>> start Stored rows

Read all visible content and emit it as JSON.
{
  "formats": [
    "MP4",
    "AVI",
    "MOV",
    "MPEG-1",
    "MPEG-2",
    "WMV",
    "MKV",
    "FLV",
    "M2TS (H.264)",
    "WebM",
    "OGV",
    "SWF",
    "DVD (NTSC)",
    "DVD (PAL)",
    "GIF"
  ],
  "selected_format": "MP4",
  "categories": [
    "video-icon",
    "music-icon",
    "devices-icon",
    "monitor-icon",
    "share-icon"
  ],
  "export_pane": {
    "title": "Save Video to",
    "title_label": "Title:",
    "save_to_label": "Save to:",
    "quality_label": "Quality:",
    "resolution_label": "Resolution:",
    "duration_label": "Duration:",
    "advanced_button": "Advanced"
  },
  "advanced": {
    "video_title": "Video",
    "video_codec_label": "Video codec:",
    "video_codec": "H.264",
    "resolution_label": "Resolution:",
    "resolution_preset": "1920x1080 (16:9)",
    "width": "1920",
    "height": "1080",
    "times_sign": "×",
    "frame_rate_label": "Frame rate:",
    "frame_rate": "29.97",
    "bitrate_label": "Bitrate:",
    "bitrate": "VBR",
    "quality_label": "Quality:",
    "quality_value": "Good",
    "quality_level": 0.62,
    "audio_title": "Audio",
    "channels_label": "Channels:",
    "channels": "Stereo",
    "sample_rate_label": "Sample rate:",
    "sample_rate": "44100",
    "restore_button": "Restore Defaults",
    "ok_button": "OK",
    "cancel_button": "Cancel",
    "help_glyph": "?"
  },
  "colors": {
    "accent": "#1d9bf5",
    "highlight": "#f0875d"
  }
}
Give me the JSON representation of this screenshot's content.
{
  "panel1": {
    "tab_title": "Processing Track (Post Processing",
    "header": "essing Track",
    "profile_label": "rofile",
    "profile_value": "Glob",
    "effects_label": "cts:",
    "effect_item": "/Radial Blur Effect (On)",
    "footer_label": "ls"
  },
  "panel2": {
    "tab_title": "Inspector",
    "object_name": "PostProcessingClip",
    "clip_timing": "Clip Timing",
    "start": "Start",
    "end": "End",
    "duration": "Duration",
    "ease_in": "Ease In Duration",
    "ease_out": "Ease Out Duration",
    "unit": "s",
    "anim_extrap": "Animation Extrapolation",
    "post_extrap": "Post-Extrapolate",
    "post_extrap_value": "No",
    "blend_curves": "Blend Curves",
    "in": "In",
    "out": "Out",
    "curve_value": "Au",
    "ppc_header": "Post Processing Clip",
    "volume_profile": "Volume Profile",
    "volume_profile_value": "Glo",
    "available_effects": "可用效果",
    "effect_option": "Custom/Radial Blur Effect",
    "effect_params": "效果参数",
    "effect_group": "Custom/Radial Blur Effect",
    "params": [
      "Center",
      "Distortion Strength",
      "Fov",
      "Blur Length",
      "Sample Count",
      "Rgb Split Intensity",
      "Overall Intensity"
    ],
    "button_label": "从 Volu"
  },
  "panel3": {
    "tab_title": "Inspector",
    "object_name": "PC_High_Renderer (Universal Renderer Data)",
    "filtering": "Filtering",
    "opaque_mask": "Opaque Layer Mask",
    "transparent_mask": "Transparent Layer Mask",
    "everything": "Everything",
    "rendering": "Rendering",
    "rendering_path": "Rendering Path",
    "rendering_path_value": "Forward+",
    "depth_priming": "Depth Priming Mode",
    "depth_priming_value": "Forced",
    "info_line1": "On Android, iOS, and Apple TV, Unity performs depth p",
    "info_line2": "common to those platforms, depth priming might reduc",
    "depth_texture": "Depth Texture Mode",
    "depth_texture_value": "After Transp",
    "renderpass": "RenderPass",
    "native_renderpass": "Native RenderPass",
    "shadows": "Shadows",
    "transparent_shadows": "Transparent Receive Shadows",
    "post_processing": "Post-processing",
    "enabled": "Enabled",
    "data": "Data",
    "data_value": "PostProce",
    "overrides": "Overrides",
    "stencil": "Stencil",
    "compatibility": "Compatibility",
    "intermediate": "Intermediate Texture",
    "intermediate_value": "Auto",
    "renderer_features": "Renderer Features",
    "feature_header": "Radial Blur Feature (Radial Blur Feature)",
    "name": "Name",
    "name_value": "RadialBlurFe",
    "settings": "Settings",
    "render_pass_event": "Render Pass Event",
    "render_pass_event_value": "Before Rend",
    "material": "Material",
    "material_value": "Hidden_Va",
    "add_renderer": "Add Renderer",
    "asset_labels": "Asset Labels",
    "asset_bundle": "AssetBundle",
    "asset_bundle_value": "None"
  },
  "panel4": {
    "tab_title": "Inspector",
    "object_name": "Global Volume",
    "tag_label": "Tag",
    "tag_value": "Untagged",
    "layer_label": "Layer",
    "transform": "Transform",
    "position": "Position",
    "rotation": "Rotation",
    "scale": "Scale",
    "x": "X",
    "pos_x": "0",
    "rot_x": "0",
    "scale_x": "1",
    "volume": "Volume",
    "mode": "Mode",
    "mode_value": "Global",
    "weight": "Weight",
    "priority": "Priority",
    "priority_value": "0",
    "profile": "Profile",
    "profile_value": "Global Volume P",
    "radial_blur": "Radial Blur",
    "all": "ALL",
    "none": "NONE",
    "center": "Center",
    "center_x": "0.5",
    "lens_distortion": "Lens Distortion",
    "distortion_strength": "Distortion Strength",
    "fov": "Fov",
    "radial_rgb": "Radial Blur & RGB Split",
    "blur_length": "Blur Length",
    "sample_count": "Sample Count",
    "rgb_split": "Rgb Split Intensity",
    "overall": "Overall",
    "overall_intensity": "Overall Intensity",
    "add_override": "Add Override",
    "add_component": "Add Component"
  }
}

>> end Stored rows

**What is being asked**
Scan the records above and report how many lines include the word "Save", without any other text.

**Solution**
2